Directions for this task »
Exclude the pictures, then repeat the remaining data exactly.

- - -

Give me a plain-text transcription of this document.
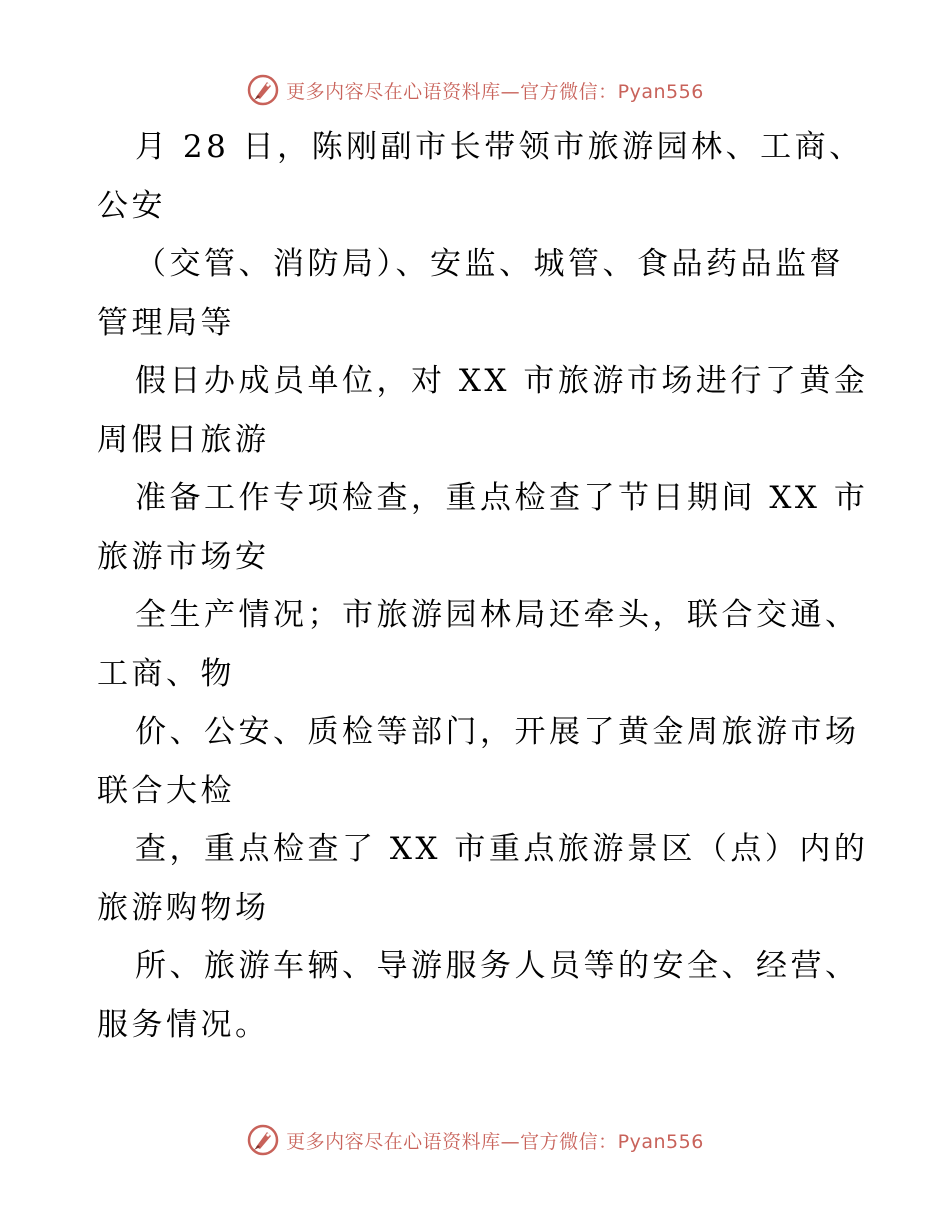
更多内容尽在心语资料库—官方微信：Pyan556
月 28 日，陈刚副市长带领市旅游园林、工商、
公安
（交管、消防局）、安监、城管、食品药品监督
管理局等
假日办成员单位，对 XX 市旅游市场进行了黄金
周假日旅游
准备工作专项检查，重点检查了节日期间 XX 市
旅游市场安
全生产情况；市旅游园林局还牵头，联合交通、
工商、物
价、公安、质检等部门，开展了黄金周旅游市场
联合大检
查，重点检查了 XX 市重点旅游景区（点）内的
旅游购物场
所、旅游车辆、导游服务人员等的安全、经营、
服务情况。
更多内容尽在心语资料库—官方微信：Pyan556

- - -

Answer »
Give me a plain-text transcription of this document.
更多内容尽在心语资料库—官方微信：Pyan556
月 28 日，陈刚副市长带领市旅游园林、工商、
公安
（交管、消防局）、安监、城管、食品药品监督
管理局等
假日办成员单位，对 XX 市旅游市场进行了黄金
周假日旅游
准备工作专项检查，重点检查了节日期间 XX 市
旅游市场安
全生产情况；市旅游园林局还牵头，联合交通、
工商、物
价、公安、质检等部门，开展了黄金周旅游市场
联合大检
查，重点检查了 XX 市重点旅游景区（点）内的
旅游购物场
所、旅游车辆、导游服务人员等的安全、经营、
服务情况。
更多内容尽在心语资料库—官方微信：Pyan556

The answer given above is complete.